WORK INSTRUCTIONS: Below are some records; reproduce every one of them exactly.

[begin INFORMATION PROVIDED]

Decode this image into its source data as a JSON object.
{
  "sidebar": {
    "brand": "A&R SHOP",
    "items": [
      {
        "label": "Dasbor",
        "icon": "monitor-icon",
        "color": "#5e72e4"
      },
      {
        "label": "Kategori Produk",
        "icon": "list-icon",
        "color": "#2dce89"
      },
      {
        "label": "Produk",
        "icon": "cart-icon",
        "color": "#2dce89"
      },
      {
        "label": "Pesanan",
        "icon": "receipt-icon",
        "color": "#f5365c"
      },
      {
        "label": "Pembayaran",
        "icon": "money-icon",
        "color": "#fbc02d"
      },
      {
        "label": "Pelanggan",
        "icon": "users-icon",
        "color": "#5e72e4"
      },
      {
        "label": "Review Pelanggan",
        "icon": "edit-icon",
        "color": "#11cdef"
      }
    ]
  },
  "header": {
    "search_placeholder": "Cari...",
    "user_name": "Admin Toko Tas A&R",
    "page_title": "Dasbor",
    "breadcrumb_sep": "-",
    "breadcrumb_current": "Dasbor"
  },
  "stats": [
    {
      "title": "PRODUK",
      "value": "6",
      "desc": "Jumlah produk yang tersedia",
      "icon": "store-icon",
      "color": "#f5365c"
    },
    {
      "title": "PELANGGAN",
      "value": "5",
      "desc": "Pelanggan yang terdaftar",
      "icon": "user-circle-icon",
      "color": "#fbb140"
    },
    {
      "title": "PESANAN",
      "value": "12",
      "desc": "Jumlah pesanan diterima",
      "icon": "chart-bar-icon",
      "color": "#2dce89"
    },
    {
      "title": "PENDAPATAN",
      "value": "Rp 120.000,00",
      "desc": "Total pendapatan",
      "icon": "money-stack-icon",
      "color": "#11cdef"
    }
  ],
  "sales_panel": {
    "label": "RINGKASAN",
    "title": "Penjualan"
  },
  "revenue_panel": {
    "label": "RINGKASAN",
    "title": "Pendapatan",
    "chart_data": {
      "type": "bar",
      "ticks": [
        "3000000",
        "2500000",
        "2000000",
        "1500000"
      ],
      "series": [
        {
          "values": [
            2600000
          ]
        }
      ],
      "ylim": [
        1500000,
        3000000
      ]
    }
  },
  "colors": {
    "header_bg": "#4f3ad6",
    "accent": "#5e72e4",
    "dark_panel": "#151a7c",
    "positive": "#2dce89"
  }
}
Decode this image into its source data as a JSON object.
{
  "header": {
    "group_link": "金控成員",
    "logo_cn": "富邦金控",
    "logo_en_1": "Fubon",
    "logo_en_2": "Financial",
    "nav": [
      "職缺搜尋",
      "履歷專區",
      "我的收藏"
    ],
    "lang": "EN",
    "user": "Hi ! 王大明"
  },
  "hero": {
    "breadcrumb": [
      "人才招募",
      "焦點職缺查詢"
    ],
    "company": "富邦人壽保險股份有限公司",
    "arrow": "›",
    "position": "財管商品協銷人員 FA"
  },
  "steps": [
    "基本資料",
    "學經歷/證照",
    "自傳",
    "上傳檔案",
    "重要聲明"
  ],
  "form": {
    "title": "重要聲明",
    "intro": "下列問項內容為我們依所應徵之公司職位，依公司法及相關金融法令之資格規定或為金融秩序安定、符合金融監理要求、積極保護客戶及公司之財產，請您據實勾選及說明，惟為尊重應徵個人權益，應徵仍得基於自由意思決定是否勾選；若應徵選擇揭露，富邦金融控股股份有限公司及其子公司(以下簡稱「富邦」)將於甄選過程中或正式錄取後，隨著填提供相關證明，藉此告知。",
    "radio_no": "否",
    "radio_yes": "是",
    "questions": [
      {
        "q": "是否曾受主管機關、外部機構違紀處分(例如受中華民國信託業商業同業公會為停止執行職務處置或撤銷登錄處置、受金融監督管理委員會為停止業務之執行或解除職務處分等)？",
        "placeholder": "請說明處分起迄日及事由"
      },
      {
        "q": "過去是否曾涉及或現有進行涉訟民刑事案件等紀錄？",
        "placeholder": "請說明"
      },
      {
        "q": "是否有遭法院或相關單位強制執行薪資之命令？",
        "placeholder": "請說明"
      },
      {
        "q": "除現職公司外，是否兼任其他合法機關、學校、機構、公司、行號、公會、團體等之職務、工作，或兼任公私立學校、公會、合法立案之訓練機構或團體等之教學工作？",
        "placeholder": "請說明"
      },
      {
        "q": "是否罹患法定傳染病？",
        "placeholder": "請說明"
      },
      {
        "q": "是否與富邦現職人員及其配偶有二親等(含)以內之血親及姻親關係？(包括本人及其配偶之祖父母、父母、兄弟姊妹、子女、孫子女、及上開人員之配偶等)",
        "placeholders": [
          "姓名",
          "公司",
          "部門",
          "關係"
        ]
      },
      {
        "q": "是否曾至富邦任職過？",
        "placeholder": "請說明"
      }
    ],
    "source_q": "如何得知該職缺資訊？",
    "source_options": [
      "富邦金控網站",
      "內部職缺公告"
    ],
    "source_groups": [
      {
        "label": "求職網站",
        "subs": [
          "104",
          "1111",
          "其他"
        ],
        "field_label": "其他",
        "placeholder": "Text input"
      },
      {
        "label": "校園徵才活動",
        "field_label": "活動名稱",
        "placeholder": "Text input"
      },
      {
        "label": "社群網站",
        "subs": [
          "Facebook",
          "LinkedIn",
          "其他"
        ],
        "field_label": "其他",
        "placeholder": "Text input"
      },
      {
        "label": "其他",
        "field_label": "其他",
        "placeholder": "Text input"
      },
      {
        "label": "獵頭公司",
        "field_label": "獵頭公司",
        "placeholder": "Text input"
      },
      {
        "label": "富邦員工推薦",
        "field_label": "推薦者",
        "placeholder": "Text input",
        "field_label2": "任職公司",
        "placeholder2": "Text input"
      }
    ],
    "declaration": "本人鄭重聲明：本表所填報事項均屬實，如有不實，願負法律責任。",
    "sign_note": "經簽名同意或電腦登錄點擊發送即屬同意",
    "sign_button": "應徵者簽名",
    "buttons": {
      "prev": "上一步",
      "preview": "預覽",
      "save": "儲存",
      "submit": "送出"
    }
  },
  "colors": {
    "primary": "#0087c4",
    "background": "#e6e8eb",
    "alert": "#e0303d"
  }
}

[end INFORMATION PROVIDED]

RESPONSE TO THE TASK:
Decode this image into its source data as a JSON object.
{
  "sidebar": {
    "brand": "A&R SHOP",
    "items": [
      {
        "label": "Dasbor",
        "icon": "monitor-icon",
        "color": "#5e72e4"
      },
      {
        "label": "Kategori Produk",
        "icon": "list-icon",
        "color": "#2dce89"
      },
      {
        "label": "Produk",
        "icon": "cart-icon",
        "color": "#2dce89"
      },
      {
        "label": "Pesanan",
        "icon": "receipt-icon",
        "color": "#f5365c"
      },
      {
        "label": "Pembayaran",
        "icon": "money-icon",
        "color": "#fbc02d"
      },
      {
        "label": "Pelanggan",
        "icon": "users-icon",
        "color": "#5e72e4"
      },
      {
        "label": "Review Pelanggan",
        "icon": "edit-icon",
        "color": "#11cdef"
      }
    ]
  },
  "header": {
    "search_placeholder": "Cari...",
    "user_name": "Admin Toko Tas A&R",
    "page_title": "Dasbor",
    "breadcrumb_sep": "-",
    "breadcrumb_current": "Dasbor"
  },
  "stats": [
    {
      "title": "PRODUK",
      "value": "6",
      "desc": "Jumlah produk yang tersedia",
      "icon": "store-icon",
      "color": "#f5365c"
    },
    {
      "title": "PELANGGAN",
      "value": "5",
      "desc": "Pelanggan yang terdaftar",
      "icon": "user-circle-icon",
      "color": "#fbb140"
    },
    {
      "title": "PESANAN",
      "value": "12",
      "desc": "Jumlah pesanan diterima",
      "icon": "chart-bar-icon",
      "color": "#2dce89"
    },
    {
      "title": "PENDAPATAN",
      "value": "Rp 120.000,00",
      "desc": "Total pendapatan",
      "icon": "money-stack-icon",
      "color": "#11cdef"
    }
  ],
  "sales_panel": {
    "label": "RINGKASAN",
    "title": "Penjualan"
  },
  "revenue_panel": {
    "label": "RINGKASAN",
    "title": "Pendapatan",
    "chart_data": {
      "type": "bar",
      "ticks": [
        "3000000",
        "2500000",
        "2000000",
        "1500000"
      ],
      "series": [
        {
          "values": [
            2600000
          ]
        }
      ],
      "ylim": [
        1500000,
        3000000
      ]
    }
  },
  "colors": {
    "header_bg": "#4f3ad6",
    "accent": "#5e72e4",
    "dark_panel": "#151a7c",
    "positive": "#2dce89"
  }
}
Decode this image into its source data as a JSON object.
{
  "header": {
    "group_link": "金控成員",
    "logo_cn": "富邦金控",
    "logo_en_1": "Fubon",
    "logo_en_2": "Financial",
    "nav": [
      "職缺搜尋",
      "履歷專區",
      "我的收藏"
    ],
    "lang": "EN",
    "user": "Hi ! 王大明"
  },
  "hero": {
    "breadcrumb": [
      "人才招募",
      "焦點職缺查詢"
    ],
    "company": "富邦人壽保險股份有限公司",
    "arrow": "›",
    "position": "財管商品協銷人員 FA"
  },
  "steps": [
    "基本資料",
    "學經歷/證照",
    "自傳",
    "上傳檔案",
    "重要聲明"
  ],
  "form": {
    "title": "重要聲明",
    "intro": "下列問項內容為我們依所應徵之公司職位，依公司法及相關金融法令之資格規定或為金融秩序安定、符合金融監理要求、積極保護客戶及公司之財產，請您據實勾選及說明，惟為尊重應徵個人權益，應徵仍得基於自由意思決定是否勾選；若應徵選擇揭露，富邦金融控股股份有限公司及其子公司(以下簡稱「富邦」)將於甄選過程中或正式錄取後，隨著填提供相關證明，藉此告知。",
    "radio_no": "否",
    "radio_yes": "是",
    "questions": [
      {
        "q": "是否曾受主管機關、外部機構違紀處分(例如受中華民國信託業商業同業公會為停止執行職務處置或撤銷登錄處置、受金融監督管理委員會為停止業務之執行或解除職務處分等)？",
        "placeholder": "請說明處分起迄日及事由"
      },
      {
        "q": "過去是否曾涉及或現有進行涉訟民刑事案件等紀錄？",
        "placeholder": "請說明"
      },
      {
        "q": "是否有遭法院或相關單位強制執行薪資之命令？",
        "placeholder": "請說明"
      },
      {
        "q": "除現職公司外，是否兼任其他合法機關、學校、機構、公司、行號、公會、團體等之職務、工作，或兼任公私立學校、公會、合法立案之訓練機構或團體等之教學工作？",
        "placeholder": "請說明"
      },
      {
        "q": "是否罹患法定傳染病？",
        "placeholder": "請說明"
      },
      {
        "q": "是否與富邦現職人員及其配偶有二親等(含)以內之血親及姻親關係？(包括本人及其配偶之祖父母、父母、兄弟姊妹、子女、孫子女、及上開人員之配偶等)",
        "placeholders": [
          "姓名",
          "公司",
          "部門",
          "關係"
        ]
      },
      {
        "q": "是否曾至富邦任職過？",
        "placeholder": "請說明"
      }
    ],
    "source_q": "如何得知該職缺資訊？",
    "source_options": [
      "富邦金控網站",
      "內部職缺公告"
    ],
    "source_groups": [
      {
        "label": "求職網站",
        "subs": [
          "104",
          "1111",
          "其他"
        ],
        "field_label": "其他",
        "placeholder": "Text input"
      },
      {
        "label": "校園徵才活動",
        "field_label": "活動名稱",
        "placeholder": "Text input"
      },
      {
        "label": "社群網站",
        "subs": [
          "Facebook",
          "LinkedIn",
          "其他"
        ],
        "field_label": "其他",
        "placeholder": "Text input"
      },
      {
        "label": "其他",
        "field_label": "其他",
        "placeholder": "Text input"
      },
      {
        "label": "獵頭公司",
        "field_label": "獵頭公司",
        "placeholder": "Text input"
      },
      {
        "label": "富邦員工推薦",
        "field_label": "推薦者",
        "placeholder": "Text input",
        "field_label2": "任職公司",
        "placeholder2": "Text input"
      }
    ],
    "declaration": "本人鄭重聲明：本表所填報事項均屬實，如有不實，願負法律責任。",
    "sign_note": "經簽名同意或電腦登錄點擊發送即屬同意",
    "sign_button": "應徵者簽名",
    "buttons": {
      "prev": "上一步",
      "preview": "預覽",
      "save": "儲存",
      "submit": "送出"
    }
  },
  "colors": {
    "primary": "#0087c4",
    "background": "#e6e8eb",
    "alert": "#e0303d"
  }
}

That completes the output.